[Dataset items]
-- Begin --
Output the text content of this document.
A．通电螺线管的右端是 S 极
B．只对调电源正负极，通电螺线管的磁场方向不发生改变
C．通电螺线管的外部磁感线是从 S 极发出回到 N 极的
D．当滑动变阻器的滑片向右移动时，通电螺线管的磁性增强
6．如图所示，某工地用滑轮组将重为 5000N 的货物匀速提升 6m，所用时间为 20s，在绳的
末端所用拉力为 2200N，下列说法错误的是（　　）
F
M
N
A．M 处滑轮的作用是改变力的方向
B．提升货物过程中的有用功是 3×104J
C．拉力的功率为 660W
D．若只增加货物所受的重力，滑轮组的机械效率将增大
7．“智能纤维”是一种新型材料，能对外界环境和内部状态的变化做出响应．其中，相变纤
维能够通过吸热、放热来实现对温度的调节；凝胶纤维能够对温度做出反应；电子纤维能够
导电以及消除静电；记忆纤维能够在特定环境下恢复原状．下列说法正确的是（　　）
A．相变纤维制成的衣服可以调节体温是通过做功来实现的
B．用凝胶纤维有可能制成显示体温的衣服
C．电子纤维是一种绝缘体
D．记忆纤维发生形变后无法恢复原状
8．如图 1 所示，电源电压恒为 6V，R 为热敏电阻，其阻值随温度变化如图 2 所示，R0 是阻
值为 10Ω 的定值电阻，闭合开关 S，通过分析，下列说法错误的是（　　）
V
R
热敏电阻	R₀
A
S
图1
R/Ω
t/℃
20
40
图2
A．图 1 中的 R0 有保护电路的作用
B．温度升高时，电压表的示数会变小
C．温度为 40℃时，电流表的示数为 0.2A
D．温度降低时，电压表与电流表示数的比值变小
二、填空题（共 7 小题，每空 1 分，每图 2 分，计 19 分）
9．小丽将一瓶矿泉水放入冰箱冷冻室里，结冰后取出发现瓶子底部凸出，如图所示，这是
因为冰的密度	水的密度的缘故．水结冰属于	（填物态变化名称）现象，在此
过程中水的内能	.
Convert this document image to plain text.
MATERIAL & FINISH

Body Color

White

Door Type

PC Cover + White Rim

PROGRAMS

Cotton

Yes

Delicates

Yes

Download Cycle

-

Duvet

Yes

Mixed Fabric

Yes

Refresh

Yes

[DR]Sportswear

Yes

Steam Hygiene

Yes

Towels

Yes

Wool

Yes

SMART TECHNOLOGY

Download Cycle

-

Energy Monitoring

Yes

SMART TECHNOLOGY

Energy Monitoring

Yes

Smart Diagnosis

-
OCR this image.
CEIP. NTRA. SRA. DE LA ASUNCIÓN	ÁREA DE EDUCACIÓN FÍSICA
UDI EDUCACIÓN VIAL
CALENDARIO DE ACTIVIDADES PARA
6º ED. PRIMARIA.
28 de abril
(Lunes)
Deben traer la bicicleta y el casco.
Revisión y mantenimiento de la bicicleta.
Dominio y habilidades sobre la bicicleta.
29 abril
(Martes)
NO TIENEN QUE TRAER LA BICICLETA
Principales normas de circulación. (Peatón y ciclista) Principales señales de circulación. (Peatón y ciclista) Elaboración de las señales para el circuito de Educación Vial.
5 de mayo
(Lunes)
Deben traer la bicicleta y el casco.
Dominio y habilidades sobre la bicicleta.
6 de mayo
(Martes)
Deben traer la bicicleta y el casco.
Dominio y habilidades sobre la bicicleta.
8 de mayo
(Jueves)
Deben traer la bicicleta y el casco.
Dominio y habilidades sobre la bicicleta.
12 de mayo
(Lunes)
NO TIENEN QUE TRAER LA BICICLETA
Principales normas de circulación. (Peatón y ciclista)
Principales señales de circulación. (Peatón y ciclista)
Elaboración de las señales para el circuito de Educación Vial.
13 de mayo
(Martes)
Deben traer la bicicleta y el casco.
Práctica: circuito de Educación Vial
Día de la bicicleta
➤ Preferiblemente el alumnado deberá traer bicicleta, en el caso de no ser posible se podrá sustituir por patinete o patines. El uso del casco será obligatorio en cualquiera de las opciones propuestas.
-- End --
▶ Challenge: Write out the full set of records exactly as given.

▶ Complete answer:
Output the text content of this document.
A．通电螺线管的右端是 S 极
B．只对调电源正负极，通电螺线管的磁场方向不发生改变
C．通电螺线管的外部磁感线是从 S 极发出回到 N 极的
D．当滑动变阻器的滑片向右移动时，通电螺线管的磁性增强
6．如图所示，某工地用滑轮组将重为 5000N 的货物匀速提升 6m，所用时间为 20s，在绳的
末端所用拉力为 2200N，下列说法错误的是（　　）
F
M
N
A．M 处滑轮的作用是改变力的方向
B．提升货物过程中的有用功是 3×104J
C．拉力的功率为 660W
D．若只增加货物所受的重力，滑轮组的机械效率将增大
7．“智能纤维”是一种新型材料，能对外界环境和内部状态的变化做出响应．其中，相变纤
维能够通过吸热、放热来实现对温度的调节；凝胶纤维能够对温度做出反应；电子纤维能够
导电以及消除静电；记忆纤维能够在特定环境下恢复原状．下列说法正确的是（　　）
A．相变纤维制成的衣服可以调节体温是通过做功来实现的
B．用凝胶纤维有可能制成显示体温的衣服
C．电子纤维是一种绝缘体
D．记忆纤维发生形变后无法恢复原状
8．如图 1 所示，电源电压恒为 6V，R 为热敏电阻，其阻值随温度变化如图 2 所示，R0 是阻
值为 10Ω 的定值电阻，闭合开关 S，通过分析，下列说法错误的是（　　）
V
R
热敏电阻	R₀
A
S
图1
R/Ω
t/℃
20
40
图2
A．图 1 中的 R0 有保护电路的作用
B．温度升高时，电压表的示数会变小
C．温度为 40℃时，电流表的示数为 0.2A
D．温度降低时，电压表与电流表示数的比值变小
二、填空题（共 7 小题，每空 1 分，每图 2 分，计 19 分）
9．小丽将一瓶矿泉水放入冰箱冷冻室里，结冰后取出发现瓶子底部凸出，如图所示，这是
因为冰的密度	水的密度的缘故．水结冰属于	（填物态变化名称）现象，在此
过程中水的内能	.
Convert this document image to plain text.
MATERIAL & FINISH

Body Color

White

Door Type

PC Cover + White Rim

PROGRAMS

Cotton

Yes

Delicates

Yes

Download Cycle

-

Duvet

Yes

Mixed Fabric

Yes

Refresh

Yes

[DR]Sportswear

Yes

Steam Hygiene

Yes

Towels

Yes

Wool

Yes

SMART TECHNOLOGY

Download Cycle

-

Energy Monitoring

Yes

SMART TECHNOLOGY

Energy Monitoring

Yes

Smart Diagnosis

-
OCR this image.
CEIP. NTRA. SRA. DE LA ASUNCIÓN	ÁREA DE EDUCACIÓN FÍSICA
UDI EDUCACIÓN VIAL
CALENDARIO DE ACTIVIDADES PARA
6º ED. PRIMARIA.
28 de abril
(Lunes)
Deben traer la bicicleta y el casco.
Revisión y mantenimiento de la bicicleta.
Dominio y habilidades sobre la bicicleta.
29 abril
(Martes)
NO TIENEN QUE TRAER LA BICICLETA
Principales normas de circulación. (Peatón y ciclista) Principales señales de circulación. (Peatón y ciclista) Elaboración de las señales para el circuito de Educación Vial.
5 de mayo
(Lunes)
Deben traer la bicicleta y el casco.
Dominio y habilidades sobre la bicicleta.
6 de mayo
(Martes)
Deben traer la bicicleta y el casco.
Dominio y habilidades sobre la bicicleta.
8 de mayo
(Jueves)
Deben traer la bicicleta y el casco.
Dominio y habilidades sobre la bicicleta.
12 de mayo
(Lunes)
NO TIENEN QUE TRAER LA BICICLETA
Principales normas de circulación. (Peatón y ciclista)
Principales señales de circulación. (Peatón y ciclista)
Elaboración de las señales para el circuito de Educación Vial.
13 de mayo
(Martes)
Deben traer la bicicleta y el casco.
Práctica: circuito de Educación Vial
Día de la bicicleta
➤ Preferiblemente el alumnado deberá traer bicicleta, en el caso de no ser posible se podrá sustituir por patinete o patines. El uso del casco será obligatorio en cualquiera de las opciones propuestas.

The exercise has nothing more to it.